• Goal: Express the items from the line containing "timeline 1965: evine" through the line containing "eye sockets <box>165 225 205 258</box>", both included, as a Markdown table with the columns Row and Entry, numbering each row and leaving out blank lines.

::::

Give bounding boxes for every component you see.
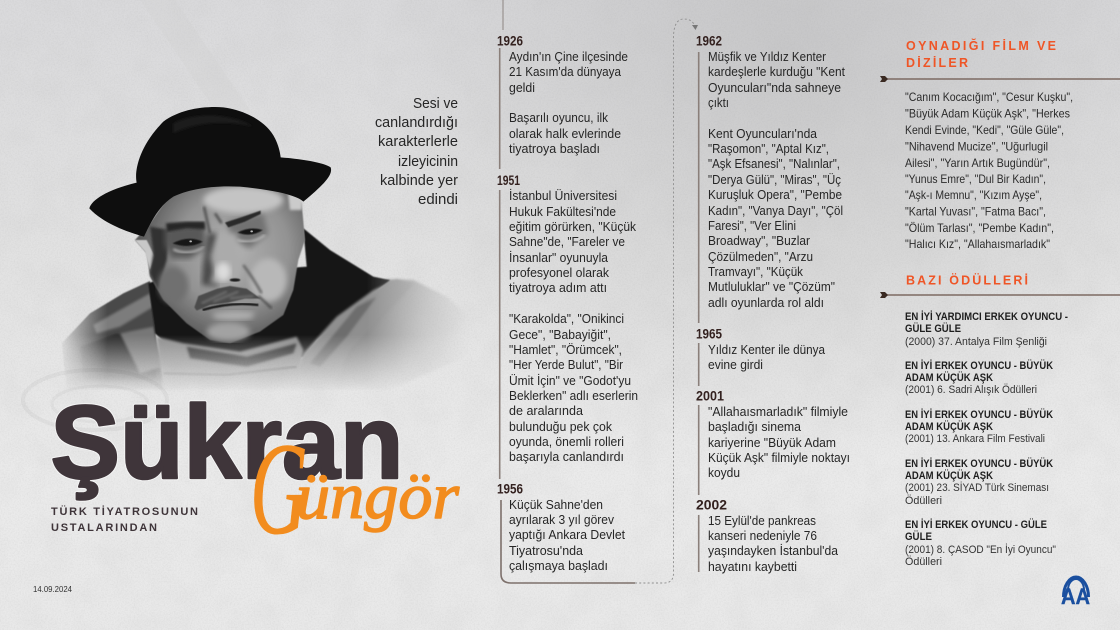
timeline 1965: evine girdi <box>708 357 763 372</box>
timeline 1951: de aralarında <box>509 403 584 418</box>
timeline 1951: İstanbul Üniversitesi <box>509 188 617 203</box>
timeline 1951: eğitim görürken, "Küçük <box>509 219 636 234</box>
brows <box>166 222 205 232</box>
film list: "Nihavend Mucize", "Uğurlugil <box>905 140 1048 154</box>
timeline 1951: bulunduğu pek çok <box>509 419 612 434</box>
timeline 1951: İnsanlar" oyunuyla <box>509 250 609 265</box>
film list: "Ölüm Tarlası", "Pembe Kadın", <box>905 221 1054 235</box>
award 3 <box>905 408 1053 445</box>
tagline quote: edindi <box>418 192 458 208</box>
award 4: ADAM KÜÇÜK AŞK <box>905 469 993 482</box>
film list: "Kartal Yuvası", "Fatma Bacı", <box>905 204 1046 218</box>
timeline 2001: Küçük Aşk" filmiyle noktayı <box>708 450 850 465</box>
eyes <box>173 239 203 246</box>
eye sockets <box>165 225 205 258</box>
timeline 1951: "Hamlet", "Örümcek", <box>509 342 622 357</box>
timeline 1962: Broadway", "Buzlar <box>708 233 811 248</box>
timeline 1926: Aydın'ın Çine ilçesinde <box>509 49 628 64</box>
title: Güngör: G <box>250 415 308 562</box>
mouth <box>203 304 258 310</box>
divider arrow: films <box>880 76 1120 82</box>
timeline 1962 <box>696 34 845 310</box>
award 2: ADAM KÜÇÜK AŞK <box>905 371 993 384</box>
timeline 1962: Çözülmeden", "Arzu <box>708 249 813 264</box>
timeline 1962: Oyuncuları"nda sahneye <box>708 80 841 95</box>
award 1: EN İYİ YARDIMCI ERKEK OYUNCU - <box>905 310 1068 323</box>
timeline 1962: Kadın", "Vanya Dayı", "Çöl <box>708 203 843 218</box>
subtitle: TÜRK TİYATROSUNUN <box>51 505 198 518</box>
timeline 1962: Mutluluklar" ve "Çözüm" <box>708 279 835 294</box>
timeline 2001: "Allahaısmarladık" filmiyle <box>708 404 848 419</box>
timeline 1951: oyunda, önemli rolleri <box>509 434 624 449</box>
tagline quote: kalbinde yer <box>380 173 458 189</box>
timeline 1951 <box>497 173 638 464</box>
divider arrow: awards <box>880 292 1120 298</box>
timeline 2002: hayatını kaybetti <box>708 559 797 574</box>
tagline quote: canlandırdığı <box>375 115 458 131</box>
timeline 1956 <box>497 482 625 573</box>
heading: films <box>906 38 1056 70</box>
heading: films: DİZİLER <box>906 55 968 70</box>
award 4 <box>905 457 1053 507</box>
date: 14.09.2024 <box>33 585 73 594</box>
timeline 2002: 15 Eylül'de pankreas <box>708 513 816 528</box>
award 5: EN İYİ ERKEK OYUNCU - GÜLE <box>905 518 1047 531</box>
timeline 1951: Ümit İçin" ve "Godot'yu <box>509 373 631 388</box>
timeline 1951: Gece", "Babayiğit", <box>509 327 611 342</box>
timeline 1951: "Her Yerde Bulut", "Bir <box>509 357 624 372</box>
film list: Kendi Evinde, "Kedi", "Güle Güle", <box>905 123 1064 137</box>
timeline 1965: 1965 <box>696 326 722 342</box>
subtitle <box>51 505 198 534</box>
tagline quote: Sesi ve <box>413 96 458 112</box>
title: Güngör <box>250 415 459 562</box>
temple and hair <box>135 240 155 270</box>
film list <box>905 90 1073 251</box>
timeline 1951: Hukuk Fakültesi'nde <box>509 204 616 219</box>
award 3: ADAM KÜÇÜK AŞK <box>905 420 993 433</box>
award 5: GÜLE <box>905 530 932 543</box>
timeline 1956: Küçük Sahne'den <box>509 497 603 512</box>
timeline 1962: adlı oyunlarda rol aldı <box>708 295 824 310</box>
timeline 2001: kariyerine "Büyük Adam <box>708 435 836 450</box>
timeline 1951: Sahne"de, "Fareler ve <box>509 234 625 249</box>
dark scarf behind chin <box>148 228 390 367</box>
timeline 1926: olarak halk evlerinde <box>509 126 621 141</box>
tagline quote: izleyicinin <box>398 154 458 170</box>
award 4: Ödülleri <box>905 495 942 507</box>
timeline 2001: koydu <box>708 465 740 480</box>
award 5: Ödülleri <box>905 556 942 568</box>
timeline 1962: çıktı <box>708 95 729 110</box>
award 4: EN İYİ ERKEK OYUNCU - BÜYÜK <box>905 457 1053 470</box>
award 2: EN İYİ ERKEK OYUNCU - BÜYÜK <box>905 359 1053 372</box>
timeline 1956: Tiyatrosu'nda <box>509 543 584 558</box>
timeline 1962: Faresi", "Ver Elini <box>708 218 796 233</box>
timeline 1962: Müşfik ve Yıldız Kenter <box>708 49 827 64</box>
timeline 1956: ayrılarak 3 yıl görev <box>509 512 614 527</box>
timeline 1951: profesyonel olarak <box>509 265 609 280</box>
film list: "Halıcı Kız", "Allahaısmarladık" <box>905 237 1050 251</box>
tagline quote <box>375 96 458 208</box>
film list: "Canım Kocacığım", "Cesur Kuşku", <box>905 90 1073 104</box>
heading: awards: BAZI ÖDÜLLERİ <box>906 272 1028 288</box>
timeline connector lines <box>500 0 699 583</box>
film list: "Yunus Emre", "Dul Bir Kadın", <box>905 172 1046 186</box>
timeline 1962: kardeşlerle kurduğu "Kent <box>708 64 845 79</box>
moustache <box>194 286 261 311</box>
under eye folds <box>173 247 205 252</box>
timeline 2002: yaşındayken İstanbul'da <box>708 543 839 558</box>
frown lines <box>204 207 222 233</box>
timeline 1962: "Derya Gülü", "Miras", "Üç <box>708 172 841 187</box>
award 1: (2000) 37. Antalya Film Şenliği <box>905 336 1047 348</box>
timeline 1951: tiyatroya adım attı <box>509 280 607 295</box>
title: Güngör: üngör <box>296 460 459 533</box>
timeline 2002: 2002 <box>696 498 727 512</box>
award 1 <box>905 310 1068 348</box>
light collar band <box>298 278 402 387</box>
right shoulder <box>336 278 454 387</box>
timeline 1951: 1951 <box>497 173 520 188</box>
award 2 <box>905 359 1053 396</box>
timeline 2002 <box>696 498 839 574</box>
nose <box>202 233 218 287</box>
face <box>135 180 305 343</box>
portrait photo <box>62 107 480 390</box>
icon: AA logo: AA <box>1061 584 1090 609</box>
timeline 1926: tiyatroya başladı <box>509 141 600 156</box>
timeline 1962: Tramvayı", "Küçük <box>708 264 803 279</box>
timeline 1926: geldi <box>509 80 535 95</box>
timeline 1962: 1962 <box>696 34 722 48</box>
subtitle: USTALARINDAN <box>51 522 157 534</box>
film list: Ailesi", "Yarın Artık Bugündür", <box>905 156 1050 170</box>
clothing, fading into the page <box>62 228 480 390</box>
timeline 1962: Kuruşluk Opera", "Pembe <box>708 187 842 202</box>
left jacket <box>62 281 167 390</box>
timeline 1962: Kent Oyuncuları'nda <box>708 126 818 141</box>
award 4: (2001) 23. SİYAD Türk Sineması <box>905 481 1049 494</box>
timeline 1965 <box>696 326 826 372</box>
film list: "Büyük Adam Küçük Aşk", "Herkes <box>905 106 1070 120</box>
chin <box>207 322 250 341</box>
timeline 2001: başladığı sinema <box>708 419 802 434</box>
title: Şükran: Şükran <box>50 385 404 501</box>
award 5: (2001) 8. ÇASOD "En İyi Oyuncu" <box>905 543 1056 556</box>
timeline 1962: "Aşk Efsanesi", "Nalınlar", <box>708 156 840 171</box>
forehead highlight <box>203 187 283 213</box>
timeline 1951: Beklerken" adlı eserlerin <box>509 388 638 403</box>
timeline 1926: 1926 <box>497 34 523 48</box>
award 5 <box>905 518 1056 568</box>
timeline 1962: "Raşomon", "Aptal Kız", <box>708 141 829 156</box>
right cheek <box>250 258 287 302</box>
film list: "Aşk-ı Memnu", "Kızım Ayşe", <box>905 188 1042 202</box>
award 2: (2001) 6. Sadri Alışık Ödülleri <box>905 384 1037 396</box>
timeline 1926: Başarılı oyuncu, ilk <box>509 110 608 125</box>
timeline 1956: 1956 <box>497 482 523 496</box>
timeline 2001 <box>696 388 850 480</box>
timeline 1965: Yıldız Kenter ile dünya <box>708 342 826 357</box>
timeline 2002: kanseri nedeniyle 76 <box>708 528 817 543</box>
timeline 1951: "Karakolda", "Onikinci <box>509 311 624 326</box>
hat <box>89 107 331 237</box>
award 3: EN İYİ ERKEK OYUNCU - BÜYÜK <box>905 408 1053 421</box>
timeline 1956: çalışmaya başladı <box>509 558 608 573</box>
timeline 1951: başarıyla canlandırdı <box>509 449 624 464</box>
heading: films: OYNADIĞI FİLM VE <box>906 38 1056 53</box>
timeline 1956: yaptığı Ankara Devlet <box>509 527 625 542</box>
title: Şükran: Şükran <box>50 385 404 501</box>
timeline 2001: 2001 <box>696 388 724 404</box>
striped scarf and sweater <box>157 337 303 390</box>
timeline 1926: 21 Kasım'da dünyaya <box>509 64 622 79</box>
timeline 1926 <box>497 34 628 156</box>
tagline quote: karakterlerle <box>378 134 458 150</box>
award 3: (2001) 13. Ankara Film Festivali <box>905 433 1045 445</box>
award 1: GÜLE GÜLE <box>905 322 961 335</box>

::::

• Result of the task:
| Row | Entry |
|---|---|
| 1 | timeline 1965: evine girdi <box>708 357 763 372</box> |
| 2 | timeline 1951: de aralarında <box>509 403 584 418</box> |
| 3 | timeline 1951: İstanbul Üniversitesi <box>509 188 617 203</box> |
| 4 | timeline 1951: eğitim görürken, "Küçük <box>509 219 636 234</box> |
| 5 | brows <box>166 222 205 232</box> |
| 6 | film list: "Nihavend Mucize", "Uğurlugil <box>905 140 1048 154</box> |
| 7 | timeline 1951: bulunduğu pek çok <box>509 419 612 434</box> |
| 8 | timeline 1951: İnsanlar" oyunuyla <box>509 250 609 265</box> |
| 9 | film list: "Ölüm Tarlası", "Pembe Kadın", <box>905 221 1054 235</box> |
| 10 | award 3 <box>905 408 1053 445</box> |
| 11 | tagline quote: edindi <box>418 192 458 208</box> |
| 12 | award 4: ADAM KÜÇÜK AŞK <box>905 469 993 482</box> |
| 13 | film list: "Kartal Yuvası", "Fatma Bacı", <box>905 204 1046 218</box> |
| 14 | timeline 2001: Küçük Aşk" filmiyle noktayı <box>708 450 850 465</box> |
| 15 | eyes <box>173 239 203 246</box> |
| 16 | eye sockets <box>165 225 205 258</box> |